## What to do
Sift the material for lines containing "category", and return them.

--- Begin ---

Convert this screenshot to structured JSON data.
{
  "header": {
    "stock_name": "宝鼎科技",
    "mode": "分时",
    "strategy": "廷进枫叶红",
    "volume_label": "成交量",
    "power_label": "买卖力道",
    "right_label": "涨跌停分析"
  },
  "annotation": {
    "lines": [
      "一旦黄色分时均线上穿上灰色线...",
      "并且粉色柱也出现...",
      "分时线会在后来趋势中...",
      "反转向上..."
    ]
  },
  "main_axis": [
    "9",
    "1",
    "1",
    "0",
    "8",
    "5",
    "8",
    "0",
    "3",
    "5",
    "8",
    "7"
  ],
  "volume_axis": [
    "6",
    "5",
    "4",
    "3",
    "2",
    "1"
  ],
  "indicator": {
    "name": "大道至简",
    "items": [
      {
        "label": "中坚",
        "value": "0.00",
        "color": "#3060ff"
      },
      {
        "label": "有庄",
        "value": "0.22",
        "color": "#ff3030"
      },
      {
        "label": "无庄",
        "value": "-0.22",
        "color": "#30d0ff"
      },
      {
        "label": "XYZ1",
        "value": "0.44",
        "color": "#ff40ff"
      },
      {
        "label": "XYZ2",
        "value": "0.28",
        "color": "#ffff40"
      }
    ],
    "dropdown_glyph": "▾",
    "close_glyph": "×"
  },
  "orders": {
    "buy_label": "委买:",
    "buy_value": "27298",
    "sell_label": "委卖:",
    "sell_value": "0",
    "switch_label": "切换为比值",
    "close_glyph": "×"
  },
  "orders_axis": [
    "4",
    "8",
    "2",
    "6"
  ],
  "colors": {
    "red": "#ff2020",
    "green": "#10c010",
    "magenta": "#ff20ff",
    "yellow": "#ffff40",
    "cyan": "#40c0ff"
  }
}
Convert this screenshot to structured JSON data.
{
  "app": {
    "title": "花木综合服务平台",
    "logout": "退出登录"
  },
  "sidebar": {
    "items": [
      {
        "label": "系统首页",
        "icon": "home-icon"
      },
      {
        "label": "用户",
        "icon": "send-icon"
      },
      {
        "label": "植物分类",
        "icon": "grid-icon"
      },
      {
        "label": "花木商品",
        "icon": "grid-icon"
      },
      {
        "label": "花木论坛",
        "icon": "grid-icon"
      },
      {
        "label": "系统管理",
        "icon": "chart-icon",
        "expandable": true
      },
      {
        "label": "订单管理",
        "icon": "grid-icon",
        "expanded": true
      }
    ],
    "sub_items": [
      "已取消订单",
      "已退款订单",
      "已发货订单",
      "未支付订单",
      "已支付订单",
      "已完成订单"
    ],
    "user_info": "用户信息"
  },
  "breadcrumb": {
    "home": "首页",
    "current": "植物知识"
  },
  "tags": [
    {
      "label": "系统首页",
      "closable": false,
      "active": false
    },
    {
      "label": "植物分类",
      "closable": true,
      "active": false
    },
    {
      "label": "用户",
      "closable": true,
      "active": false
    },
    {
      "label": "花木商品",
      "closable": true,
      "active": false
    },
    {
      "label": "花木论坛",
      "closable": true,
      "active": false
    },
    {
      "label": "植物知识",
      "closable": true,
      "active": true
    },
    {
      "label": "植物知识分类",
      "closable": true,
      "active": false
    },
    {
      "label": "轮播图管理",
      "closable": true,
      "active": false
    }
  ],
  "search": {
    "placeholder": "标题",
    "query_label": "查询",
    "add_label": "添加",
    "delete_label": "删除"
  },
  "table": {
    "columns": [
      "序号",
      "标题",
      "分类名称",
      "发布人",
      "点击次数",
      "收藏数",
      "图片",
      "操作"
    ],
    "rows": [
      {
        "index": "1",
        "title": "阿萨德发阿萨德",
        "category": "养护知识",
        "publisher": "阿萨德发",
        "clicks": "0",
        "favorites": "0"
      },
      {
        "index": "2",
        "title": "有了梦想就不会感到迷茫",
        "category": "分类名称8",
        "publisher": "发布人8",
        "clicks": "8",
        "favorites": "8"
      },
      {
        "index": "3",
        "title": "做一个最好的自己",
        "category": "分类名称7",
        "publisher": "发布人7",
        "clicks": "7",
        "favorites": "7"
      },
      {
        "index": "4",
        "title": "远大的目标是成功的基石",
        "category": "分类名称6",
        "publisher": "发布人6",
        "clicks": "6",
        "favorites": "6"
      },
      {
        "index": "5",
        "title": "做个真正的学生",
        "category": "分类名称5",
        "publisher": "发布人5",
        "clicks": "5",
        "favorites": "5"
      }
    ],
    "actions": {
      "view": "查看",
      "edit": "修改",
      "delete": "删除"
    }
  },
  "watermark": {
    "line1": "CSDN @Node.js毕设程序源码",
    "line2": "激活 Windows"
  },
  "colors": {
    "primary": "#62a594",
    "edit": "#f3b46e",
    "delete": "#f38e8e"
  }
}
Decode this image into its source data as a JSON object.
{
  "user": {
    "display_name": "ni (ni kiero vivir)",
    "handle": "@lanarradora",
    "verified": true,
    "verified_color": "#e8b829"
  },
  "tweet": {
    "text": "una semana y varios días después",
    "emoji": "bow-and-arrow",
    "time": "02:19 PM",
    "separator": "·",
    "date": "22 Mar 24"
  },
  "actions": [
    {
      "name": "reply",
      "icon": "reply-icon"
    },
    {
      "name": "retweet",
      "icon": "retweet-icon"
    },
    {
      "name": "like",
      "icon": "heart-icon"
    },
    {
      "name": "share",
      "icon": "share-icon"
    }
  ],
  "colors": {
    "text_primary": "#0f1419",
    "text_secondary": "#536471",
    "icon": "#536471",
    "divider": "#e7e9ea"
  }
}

--- End ---

## Output of the task
        "category": "养护知识",
        "category": "分类名称8",
        "category": "分类名称7",
        "category": "分类名称6",
        "category": "分类名称5",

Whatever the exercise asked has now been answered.